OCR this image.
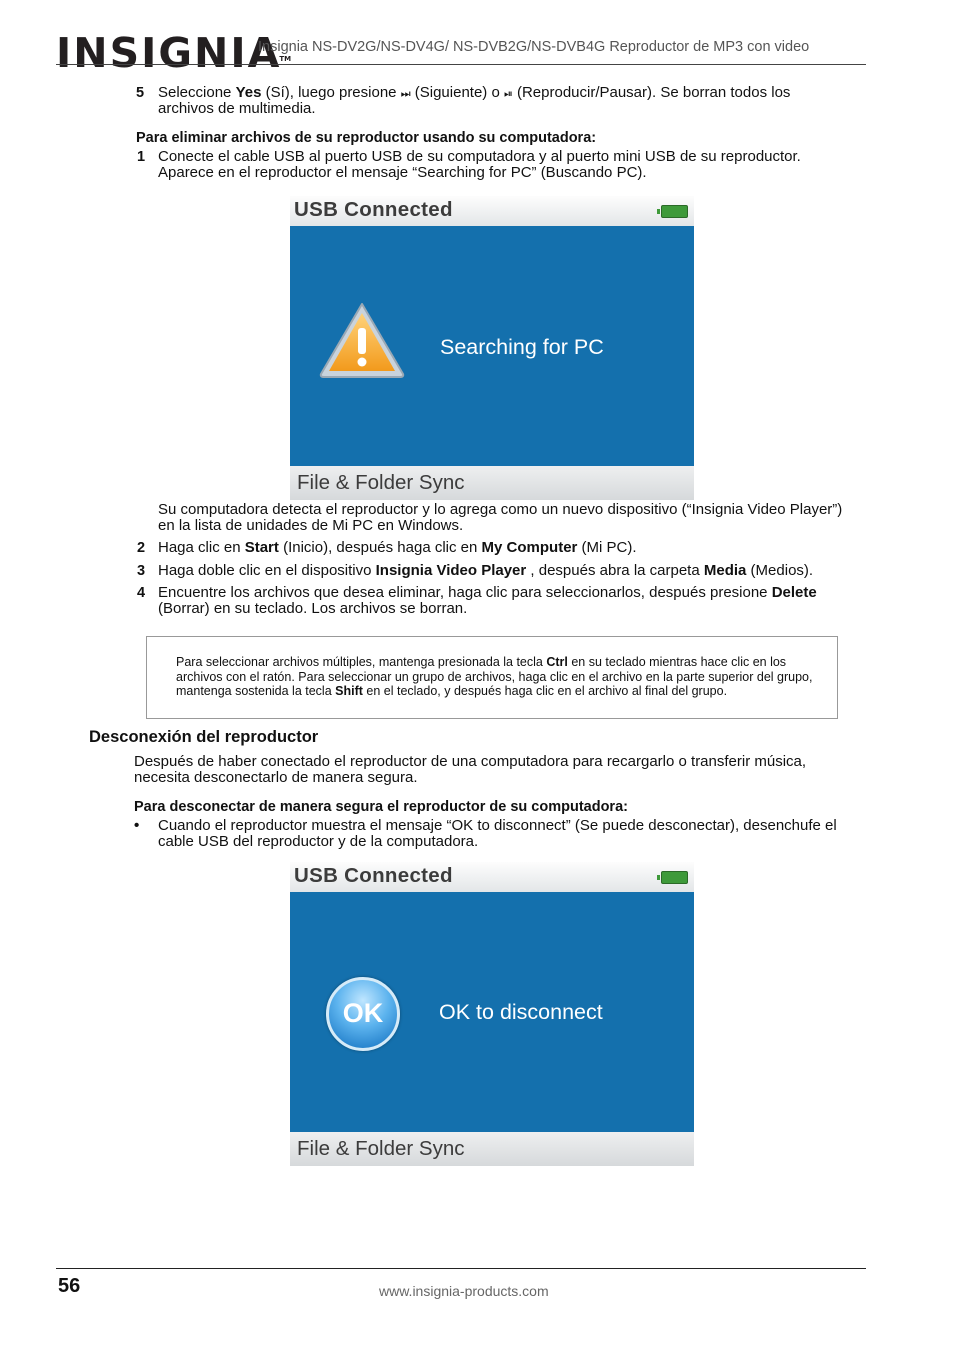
INSIGNIA™
Insignia NS-DV2G/NS-DV4G/ NS-DVB2G/NS-DVB4G Reproductor de MP3 con video
5 Seleccione Yes (Sí), luego presione ⏭ (Siguiente) o ⏯ (Reproducir/Pausar). Se borran todos los
archivos de multimedia.
Para eliminar archivos de su reproductor usando su computadora:
1 Conecte el cable USB al puerto USB de su computadora y al puerto mini USB de su reproductor.
Aparece en el reproductor el mensaje “Searching for PC” (Buscando PC).
USB Connected
Searching for PC
File & Folder Sync
Su computadora detecta el reproductor y lo agrega como un nuevo dispositivo (“Insignia Video Player”)
en la lista de unidades de Mi PC en Windows.
2 Haga clic en Start (Inicio), después haga clic en My Computer (Mi PC).
3 Haga doble clic en el dispositivo Insignia Video Player , después abra la carpeta Media (Medios).
4 Encuentre los archivos que desea eliminar, haga clic para seleccionarlos, después presione Delete
(Borrar) en su teclado. Los archivos se borran.
Para seleccionar archivos múltiples, mantenga presionada la tecla Ctrl en su teclado mientras hace clic en los archivos con el ratón. Para seleccionar un grupo de archivos, haga clic en el archivo en la parte superior del grupo, mantenga sostenida la tecla Shift en el teclado, y después haga clic en el archivo al final del grupo.
Desconexión del reproductor
Después de haber conectado el reproductor de una computadora para recargarlo o transferir música,
necesita desconectarlo de manera segura.
Para desconectar de manera segura el reproductor de su computadora:
• Cuando el reproductor muestra el mensaje “OK to disconnect” (Se puede desconectar), desenchufe el
cable USB del reproductor y de la computadora.
USB Connected
OK	OK to disconnect
File & Folder Sync
56	www.insignia-products.com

GIVEN INSTRUCTION. Only the number is needed here: how many lines of the records contain "borran"?

WORKED SOLUTION. 2